• **EXERCISE GOAL**:
Pick out and copy every line in the items below that contains the string "MirrorShare".

[Rows from a layout dataset]
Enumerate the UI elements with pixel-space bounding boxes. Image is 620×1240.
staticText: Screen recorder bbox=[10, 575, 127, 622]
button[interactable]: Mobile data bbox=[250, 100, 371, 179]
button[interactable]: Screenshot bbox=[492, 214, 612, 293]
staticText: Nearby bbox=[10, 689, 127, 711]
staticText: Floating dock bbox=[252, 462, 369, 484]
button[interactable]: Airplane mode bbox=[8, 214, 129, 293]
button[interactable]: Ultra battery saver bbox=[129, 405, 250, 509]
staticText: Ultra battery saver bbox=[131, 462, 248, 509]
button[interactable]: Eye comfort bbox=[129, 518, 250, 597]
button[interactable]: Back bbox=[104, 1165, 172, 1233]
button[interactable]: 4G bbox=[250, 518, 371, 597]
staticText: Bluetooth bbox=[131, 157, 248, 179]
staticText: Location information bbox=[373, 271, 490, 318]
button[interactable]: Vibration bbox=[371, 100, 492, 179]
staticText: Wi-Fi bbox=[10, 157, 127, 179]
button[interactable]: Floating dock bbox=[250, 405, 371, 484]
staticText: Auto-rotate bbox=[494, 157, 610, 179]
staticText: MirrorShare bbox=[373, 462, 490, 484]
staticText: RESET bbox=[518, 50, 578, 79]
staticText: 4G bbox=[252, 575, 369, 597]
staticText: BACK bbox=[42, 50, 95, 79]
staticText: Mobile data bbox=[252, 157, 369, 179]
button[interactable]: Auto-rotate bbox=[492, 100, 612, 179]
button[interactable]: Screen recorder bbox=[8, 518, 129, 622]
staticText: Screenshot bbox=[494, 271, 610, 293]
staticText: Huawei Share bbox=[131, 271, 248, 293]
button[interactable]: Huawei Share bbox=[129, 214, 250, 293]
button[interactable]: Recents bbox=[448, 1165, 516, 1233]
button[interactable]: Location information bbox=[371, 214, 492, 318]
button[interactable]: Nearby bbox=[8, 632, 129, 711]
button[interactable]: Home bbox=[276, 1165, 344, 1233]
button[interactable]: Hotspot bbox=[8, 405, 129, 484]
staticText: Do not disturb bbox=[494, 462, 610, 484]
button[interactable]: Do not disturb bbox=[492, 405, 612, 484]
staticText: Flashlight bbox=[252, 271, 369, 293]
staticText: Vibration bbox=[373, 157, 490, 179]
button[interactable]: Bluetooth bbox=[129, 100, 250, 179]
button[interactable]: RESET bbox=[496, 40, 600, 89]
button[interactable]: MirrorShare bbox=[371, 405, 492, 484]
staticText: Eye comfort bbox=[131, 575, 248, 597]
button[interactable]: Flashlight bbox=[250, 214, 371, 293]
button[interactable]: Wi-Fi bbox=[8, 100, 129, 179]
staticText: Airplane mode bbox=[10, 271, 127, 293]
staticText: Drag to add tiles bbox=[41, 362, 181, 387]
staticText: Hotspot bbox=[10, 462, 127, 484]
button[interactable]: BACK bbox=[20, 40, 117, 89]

• **WRITTEN SOLUTION**:
staticText: MirrorShare bbox=[373, 462, 490, 484]
button[interactable]: MirrorShare bbox=[371, 405, 492, 484]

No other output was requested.